— The data —

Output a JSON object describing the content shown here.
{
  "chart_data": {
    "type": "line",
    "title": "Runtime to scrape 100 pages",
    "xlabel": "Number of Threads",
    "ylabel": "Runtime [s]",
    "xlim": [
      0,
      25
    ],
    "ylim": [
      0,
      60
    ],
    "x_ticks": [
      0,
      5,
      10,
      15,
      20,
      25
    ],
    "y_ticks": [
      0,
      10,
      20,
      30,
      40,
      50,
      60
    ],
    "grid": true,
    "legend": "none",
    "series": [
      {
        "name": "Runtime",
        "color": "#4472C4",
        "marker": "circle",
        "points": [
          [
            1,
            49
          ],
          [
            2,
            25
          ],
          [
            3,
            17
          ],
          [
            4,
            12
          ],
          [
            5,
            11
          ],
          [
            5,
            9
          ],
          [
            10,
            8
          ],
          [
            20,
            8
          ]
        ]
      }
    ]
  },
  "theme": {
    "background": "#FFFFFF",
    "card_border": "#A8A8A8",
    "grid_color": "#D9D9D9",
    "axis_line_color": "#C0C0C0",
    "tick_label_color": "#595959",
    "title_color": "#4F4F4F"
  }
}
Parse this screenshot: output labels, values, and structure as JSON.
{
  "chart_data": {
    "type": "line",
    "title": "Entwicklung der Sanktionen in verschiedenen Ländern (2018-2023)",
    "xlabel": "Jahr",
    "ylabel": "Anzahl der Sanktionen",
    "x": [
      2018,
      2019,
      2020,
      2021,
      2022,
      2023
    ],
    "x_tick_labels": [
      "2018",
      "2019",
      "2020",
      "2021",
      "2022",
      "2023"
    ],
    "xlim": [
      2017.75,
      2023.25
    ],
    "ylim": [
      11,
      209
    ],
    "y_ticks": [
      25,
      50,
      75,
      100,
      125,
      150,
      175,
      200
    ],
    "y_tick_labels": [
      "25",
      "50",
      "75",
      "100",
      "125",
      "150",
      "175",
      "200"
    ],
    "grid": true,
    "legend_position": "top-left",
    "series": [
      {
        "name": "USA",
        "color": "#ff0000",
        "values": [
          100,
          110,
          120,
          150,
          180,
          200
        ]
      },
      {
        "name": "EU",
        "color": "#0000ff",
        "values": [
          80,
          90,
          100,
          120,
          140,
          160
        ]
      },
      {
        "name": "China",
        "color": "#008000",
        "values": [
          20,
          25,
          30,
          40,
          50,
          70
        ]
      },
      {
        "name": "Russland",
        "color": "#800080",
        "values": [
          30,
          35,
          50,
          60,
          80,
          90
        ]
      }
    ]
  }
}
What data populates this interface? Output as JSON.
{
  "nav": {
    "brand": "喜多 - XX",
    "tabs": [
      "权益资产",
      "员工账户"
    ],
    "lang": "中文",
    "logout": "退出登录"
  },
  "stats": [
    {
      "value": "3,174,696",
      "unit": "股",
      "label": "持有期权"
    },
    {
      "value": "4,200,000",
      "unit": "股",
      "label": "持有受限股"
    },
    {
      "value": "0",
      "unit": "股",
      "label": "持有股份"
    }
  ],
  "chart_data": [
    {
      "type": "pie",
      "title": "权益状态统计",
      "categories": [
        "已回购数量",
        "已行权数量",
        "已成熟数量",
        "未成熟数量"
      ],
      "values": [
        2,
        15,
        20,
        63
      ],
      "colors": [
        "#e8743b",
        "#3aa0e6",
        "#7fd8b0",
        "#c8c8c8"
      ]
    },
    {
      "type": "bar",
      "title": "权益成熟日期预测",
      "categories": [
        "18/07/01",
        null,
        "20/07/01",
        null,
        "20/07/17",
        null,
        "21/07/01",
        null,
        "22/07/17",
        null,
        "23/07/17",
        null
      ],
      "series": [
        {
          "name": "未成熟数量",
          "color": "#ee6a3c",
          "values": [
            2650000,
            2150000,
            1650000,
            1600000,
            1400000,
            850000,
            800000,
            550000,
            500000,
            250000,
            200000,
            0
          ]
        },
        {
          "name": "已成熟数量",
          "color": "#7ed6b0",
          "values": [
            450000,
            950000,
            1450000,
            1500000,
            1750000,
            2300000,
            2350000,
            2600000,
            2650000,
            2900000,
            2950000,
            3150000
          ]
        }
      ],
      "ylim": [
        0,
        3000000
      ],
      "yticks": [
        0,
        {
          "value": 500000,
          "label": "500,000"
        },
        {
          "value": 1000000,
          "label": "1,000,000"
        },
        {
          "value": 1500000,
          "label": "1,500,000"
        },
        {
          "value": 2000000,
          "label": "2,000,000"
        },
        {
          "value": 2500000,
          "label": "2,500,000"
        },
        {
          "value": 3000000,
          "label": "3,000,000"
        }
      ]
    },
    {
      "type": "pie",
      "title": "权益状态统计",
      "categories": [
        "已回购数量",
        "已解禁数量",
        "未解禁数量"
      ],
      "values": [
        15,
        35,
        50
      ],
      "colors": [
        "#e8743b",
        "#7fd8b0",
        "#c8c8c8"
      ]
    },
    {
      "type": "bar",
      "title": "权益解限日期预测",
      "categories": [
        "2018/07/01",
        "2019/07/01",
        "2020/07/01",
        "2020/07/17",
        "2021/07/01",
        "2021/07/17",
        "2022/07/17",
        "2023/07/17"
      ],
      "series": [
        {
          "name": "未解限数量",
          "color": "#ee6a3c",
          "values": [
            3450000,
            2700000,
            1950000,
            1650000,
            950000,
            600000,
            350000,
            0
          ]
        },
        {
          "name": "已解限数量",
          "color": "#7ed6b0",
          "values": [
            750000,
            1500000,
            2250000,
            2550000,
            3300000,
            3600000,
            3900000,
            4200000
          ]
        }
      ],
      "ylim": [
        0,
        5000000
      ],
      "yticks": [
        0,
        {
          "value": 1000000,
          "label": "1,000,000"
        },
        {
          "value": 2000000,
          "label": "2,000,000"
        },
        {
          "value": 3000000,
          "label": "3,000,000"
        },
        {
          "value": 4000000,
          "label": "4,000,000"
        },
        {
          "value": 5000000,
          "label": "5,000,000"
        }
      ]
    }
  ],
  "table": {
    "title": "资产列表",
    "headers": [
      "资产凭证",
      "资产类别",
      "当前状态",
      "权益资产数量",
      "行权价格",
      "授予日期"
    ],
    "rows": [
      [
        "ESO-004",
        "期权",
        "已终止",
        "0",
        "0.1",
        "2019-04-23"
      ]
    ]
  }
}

— Written problem —
Nothing should be left out: return all of the records exactly.

— Task output —
Output a JSON object describing the content shown here.
{
  "chart_data": {
    "type": "line",
    "title": "Runtime to scrape 100 pages",
    "xlabel": "Number of Threads",
    "ylabel": "Runtime [s]",
    "xlim": [
      0,
      25
    ],
    "ylim": [
      0,
      60
    ],
    "x_ticks": [
      0,
      5,
      10,
      15,
      20,
      25
    ],
    "y_ticks": [
      0,
      10,
      20,
      30,
      40,
      50,
      60
    ],
    "grid": true,
    "legend": "none",
    "series": [
      {
        "name": "Runtime",
        "color": "#4472C4",
        "marker": "circle",
        "points": [
          [
            1,
            49
          ],
          [
            2,
            25
          ],
          [
            3,
            17
          ],
          [
            4,
            12
          ],
          [
            5,
            11
          ],
          [
            5,
            9
          ],
          [
            10,
            8
          ],
          [
            20,
            8
          ]
        ]
      }
    ]
  },
  "theme": {
    "background": "#FFFFFF",
    "card_border": "#A8A8A8",
    "grid_color": "#D9D9D9",
    "axis_line_color": "#C0C0C0",
    "tick_label_color": "#595959",
    "title_color": "#4F4F4F"
  }
}
Parse this screenshot: output labels, values, and structure as JSON.
{
  "chart_data": {
    "type": "line",
    "title": "Entwicklung der Sanktionen in verschiedenen Ländern (2018-2023)",
    "xlabel": "Jahr",
    "ylabel": "Anzahl der Sanktionen",
    "x": [
      2018,
      2019,
      2020,
      2021,
      2022,
      2023
    ],
    "x_tick_labels": [
      "2018",
      "2019",
      "2020",
      "2021",
      "2022",
      "2023"
    ],
    "xlim": [
      2017.75,
      2023.25
    ],
    "ylim": [
      11,
      209
    ],
    "y_ticks": [
      25,
      50,
      75,
      100,
      125,
      150,
      175,
      200
    ],
    "y_tick_labels": [
      "25",
      "50",
      "75",
      "100",
      "125",
      "150",
      "175",
      "200"
    ],
    "grid": true,
    "legend_position": "top-left",
    "series": [
      {
        "name": "USA",
        "color": "#ff0000",
        "values": [
          100,
          110,
          120,
          150,
          180,
          200
        ]
      },
      {
        "name": "EU",
        "color": "#0000ff",
        "values": [
          80,
          90,
          100,
          120,
          140,
          160
        ]
      },
      {
        "name": "China",
        "color": "#008000",
        "values": [
          20,
          25,
          30,
          40,
          50,
          70
        ]
      },
      {
        "name": "Russland",
        "color": "#800080",
        "values": [
          30,
          35,
          50,
          60,
          80,
          90
        ]
      }
    ]
  }
}
What data populates this interface? Output as JSON.
{
  "nav": {
    "brand": "喜多 - XX",
    "tabs": [
      "权益资产",
      "员工账户"
    ],
    "lang": "中文",
    "logout": "退出登录"
  },
  "stats": [
    {
      "value": "3,174,696",
      "unit": "股",
      "label": "持有期权"
    },
    {
      "value": "4,200,000",
      "unit": "股",
      "label": "持有受限股"
    },
    {
      "value": "0",
      "unit": "股",
      "label": "持有股份"
    }
  ],
  "chart_data": [
    {
      "type": "pie",
      "title": "权益状态统计",
      "categories": [
        "已回购数量",
        "已行权数量",
        "已成熟数量",
        "未成熟数量"
      ],
      "values": [
        2,
        15,
        20,
        63
      ],
      "colors": [
        "#e8743b",
        "#3aa0e6",
        "#7fd8b0",
        "#c8c8c8"
      ]
    },
    {
      "type": "bar",
      "title": "权益成熟日期预测",
      "categories": [
        "18/07/01",
        null,
        "20/07/01",
        null,
        "20/07/17",
        null,
        "21/07/01",
        null,
        "22/07/17",
        null,
        "23/07/17",
        null
      ],
      "series": [
        {
          "name": "未成熟数量",
          "color": "#ee6a3c",
          "values": [
            2650000,
            2150000,
            1650000,
            1600000,
            1400000,
            850000,
            800000,
            550000,
            500000,
            250000,
            200000,
            0
          ]
        },
        {
          "name": "已成熟数量",
          "color": "#7ed6b0",
          "values": [
            450000,
            950000,
            1450000,
            1500000,
            1750000,
            2300000,
            2350000,
            2600000,
            2650000,
            2900000,
            2950000,
            3150000
          ]
        }
      ],
      "ylim": [
        0,
        3000000
      ],
      "yticks": [
        0,
        {
          "value": 500000,
          "label": "500,000"
        },
        {
          "value": 1000000,
          "label": "1,000,000"
        },
        {
          "value": 1500000,
          "label": "1,500,000"
        },
        {
          "value": 2000000,
          "label": "2,000,000"
        },
        {
          "value": 2500000,
          "label": "2,500,000"
        },
        {
          "value": 3000000,
          "label": "3,000,000"
        }
      ]
    },
    {
      "type": "pie",
      "title": "权益状态统计",
      "categories": [
        "已回购数量",
        "已解禁数量",
        "未解禁数量"
      ],
      "values": [
        15,
        35,
        50
      ],
      "colors": [
        "#e8743b",
        "#7fd8b0",
        "#c8c8c8"
      ]
    },
    {
      "type": "bar",
      "title": "权益解限日期预测",
      "categories": [
        "2018/07/01",
        "2019/07/01",
        "2020/07/01",
        "2020/07/17",
        "2021/07/01",
        "2021/07/17",
        "2022/07/17",
        "2023/07/17"
      ],
      "series": [
        {
          "name": "未解限数量",
          "color": "#ee6a3c",
          "values": [
            3450000,
            2700000,
            1950000,
            1650000,
            950000,
            600000,
            350000,
            0
          ]
        },
        {
          "name": "已解限数量",
          "color": "#7ed6b0",
          "values": [
            750000,
            1500000,
            2250000,
            2550000,
            3300000,
            3600000,
            3900000,
            4200000
          ]
        }
      ],
      "ylim": [
        0,
        5000000
      ],
      "yticks": [
        0,
        {
          "value": 1000000,
          "label": "1,000,000"
        },
        {
          "value": 2000000,
          "label": "2,000,000"
        },
        {
          "value": 3000000,
          "label": "3,000,000"
        },
        {
          "value": 4000000,
          "label": "4,000,000"
        },
        {
          "value": 5000000,
          "label": "5,000,000"
        }
      ]
    }
  ],
  "table": {
    "title": "资产列表",
    "headers": [
      "资产凭证",
      "资产类别",
      "当前状态",
      "权益资产数量",
      "行权价格",
      "授予日期"
    ],
    "rows": [
      [
        "ESO-004",
        "期权",
        "已终止",
        "0",
        "0.1",
        "2019-04-23"
      ]
    ]
  }
}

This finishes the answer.